> **GOAL**
Write every line of the items below as a JSON list of strings, one string per line. Skip blank lines and leave out the pictures.

> **ENTRIES SUPPLIED**
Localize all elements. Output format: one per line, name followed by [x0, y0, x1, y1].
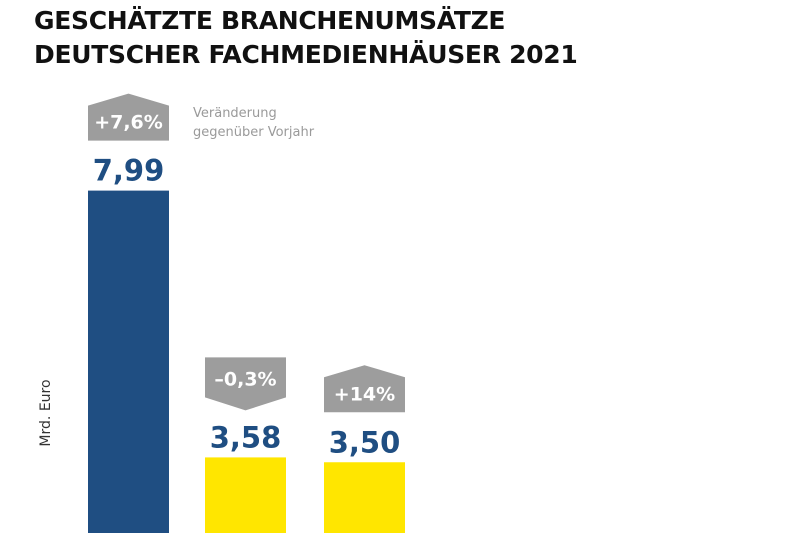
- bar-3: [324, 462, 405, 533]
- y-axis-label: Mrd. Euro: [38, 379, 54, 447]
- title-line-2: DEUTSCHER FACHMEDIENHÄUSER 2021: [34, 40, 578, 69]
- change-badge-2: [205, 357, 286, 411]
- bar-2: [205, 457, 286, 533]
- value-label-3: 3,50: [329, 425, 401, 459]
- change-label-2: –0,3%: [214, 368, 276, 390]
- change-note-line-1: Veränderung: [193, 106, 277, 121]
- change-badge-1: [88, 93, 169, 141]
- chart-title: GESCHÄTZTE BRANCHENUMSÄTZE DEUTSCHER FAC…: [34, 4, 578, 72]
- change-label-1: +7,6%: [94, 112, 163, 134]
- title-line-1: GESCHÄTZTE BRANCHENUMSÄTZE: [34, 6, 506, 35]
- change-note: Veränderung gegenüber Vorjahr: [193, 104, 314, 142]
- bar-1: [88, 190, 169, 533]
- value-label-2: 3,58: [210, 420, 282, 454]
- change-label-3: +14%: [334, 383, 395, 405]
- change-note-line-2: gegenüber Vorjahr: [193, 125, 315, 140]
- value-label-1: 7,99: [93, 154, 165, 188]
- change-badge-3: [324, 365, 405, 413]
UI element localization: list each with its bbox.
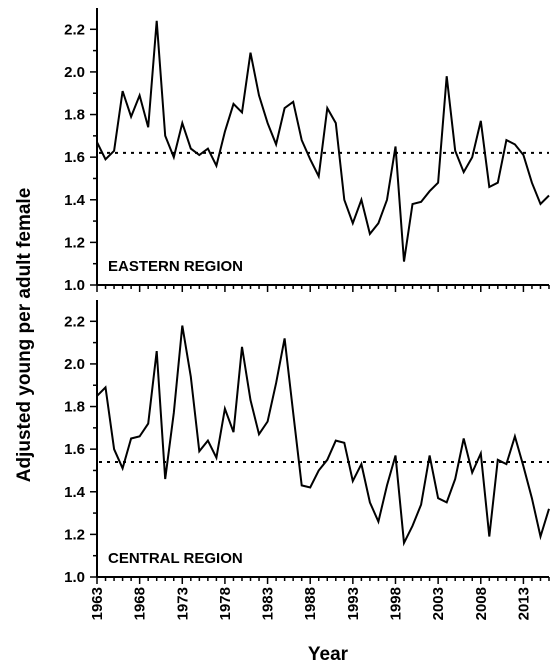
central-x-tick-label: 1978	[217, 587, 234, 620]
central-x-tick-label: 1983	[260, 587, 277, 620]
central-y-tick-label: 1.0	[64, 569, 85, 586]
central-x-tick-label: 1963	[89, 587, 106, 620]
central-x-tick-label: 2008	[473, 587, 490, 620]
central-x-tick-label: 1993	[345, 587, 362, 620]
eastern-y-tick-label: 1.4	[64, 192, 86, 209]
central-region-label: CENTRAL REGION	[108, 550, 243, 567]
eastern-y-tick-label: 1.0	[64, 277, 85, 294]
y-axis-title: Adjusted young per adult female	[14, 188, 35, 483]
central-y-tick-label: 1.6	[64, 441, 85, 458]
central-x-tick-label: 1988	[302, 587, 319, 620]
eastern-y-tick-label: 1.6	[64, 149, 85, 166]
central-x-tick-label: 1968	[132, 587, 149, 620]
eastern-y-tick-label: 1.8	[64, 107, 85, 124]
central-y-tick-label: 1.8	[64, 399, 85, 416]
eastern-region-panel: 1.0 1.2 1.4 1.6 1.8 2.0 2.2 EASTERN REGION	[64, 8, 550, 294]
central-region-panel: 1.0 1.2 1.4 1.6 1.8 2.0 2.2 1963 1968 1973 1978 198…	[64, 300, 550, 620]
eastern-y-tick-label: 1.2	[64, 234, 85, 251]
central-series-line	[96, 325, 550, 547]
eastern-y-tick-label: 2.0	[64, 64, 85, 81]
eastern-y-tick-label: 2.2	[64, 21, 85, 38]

> **RESULT OF THIS TASK**
[
  "Localize all elements. Output format: one per line, name followed by [x0, y0, x1, y1].",
  "- bar-3: [324, 462, 405, 533]",
  "- y-axis-label: Mrd. Euro: [38, 379, 54, 447]",
  "- title-line-2: DEUTSCHER FACHMEDIENHÄUSER 2021: [34, 40, 578, 69]",
  "- change-badge-2: [205, 357, 286, 411]",
  "- bar-2: [205, 457, 286, 533]",
  "- value-label-3: 3,50: [329, 425, 401, 459]",
  "- change-label-2: –0,3%: [214, 368, 276, 390]",
  "- change-note-line-1: Veränderung: [193, 106, 277, 121]",
  "- change-badge-1: [88, 93, 169, 141]",
  "- chart-title: GESCHÄTZTE BRANCHENUMSÄTZE DEUTSCHER FAC…: [34, 4, 578, 72]",
  "- change-label-1: +7,6%: [94, 112, 163, 134]",
  "- title-line-1: GESCHÄTZTE BRANCHENUMSÄTZE: [34, 6, 506, 35]",
  "- change-note: Veränderung gegenüber Vorjahr: [193, 104, 314, 142]",
  "- bar-1: [88, 190, 169, 533]",
  "- value-label-2: 3,58: [210, 420, 282, 454]",
  "- change-label-3: +14%: [334, 383, 395, 405]",
  "- change-note-line-2: gegenüber Vorjahr: [193, 125, 315, 140]",
  "- value-label-1: 7,99: [93, 154, 165, 188]",
  "- change-badge-3: [324, 365, 405, 413]",
  "UI element localization: list each with its bbox.",
  "central-x-tick-label: 1978\t[217, 587, 234, 620]",
  "central-x-tick-label: 1983\t[260, 587, 277, 620]",
  "central-y-tick-label: 1.0\t[64, 569, 85, 586]",
  "central-x-tick-label: 1963\t[89, 587, 106, 620]",
  "central-x-tick-label: 2008\t[473, 587, 490, 620]",
  "central-x-tick-label: 1993\t[345, 587, 362, 620]",
  "eastern-y-tick-label: 1.4\t[64, 192, 86, 209]",
  "central-region-label: CENTRAL REGION\t[108, 550, 243, 567]",
  "eastern-y-tick-label: 1.0\t[64, 277, 85, 294]",
  "y-axis-title: Adjusted young per adult female\t[14, 188, 35, 483]",
  "central-y-tick-label: 1.6\t[64, 441, 85, 458]",
  "central-x-tick-label: 1988\t[302, 587, 319, 620]",
  "eastern-y-tick-label: 1.6\t[64, 149, 85, 166]",
  "central-x-tick-label: 1968\t[132, 587, 149, 620]",
  "eastern-y-tick-label: 1.8\t[64, 107, 85, 124]",
  "central-y-tick-label: 1.8\t[64, 399, 85, 416]",
  "eastern-region-panel: 1.0 1.2 1.4 1.6 1.8 2.0 2.2 EASTERN REGION\t[64, 8, 550, 294]",
  "central-region-panel: 1.0 1.2 1.4 1.6 1.8 2.0 2.2 1963 1968 1973 1978 198…\t[64, 300, 550, 620]",
  "eastern-y-tick-label: 1.2\t[64, 234, 85, 251]",
  "central-series-line\t[96, 325, 550, 547]",
  "eastern-y-tick-label: 2.0\t[64, 64, 85, 81]",
  "eastern-y-tick-label: 2.2\t[64, 21, 85, 38]"
]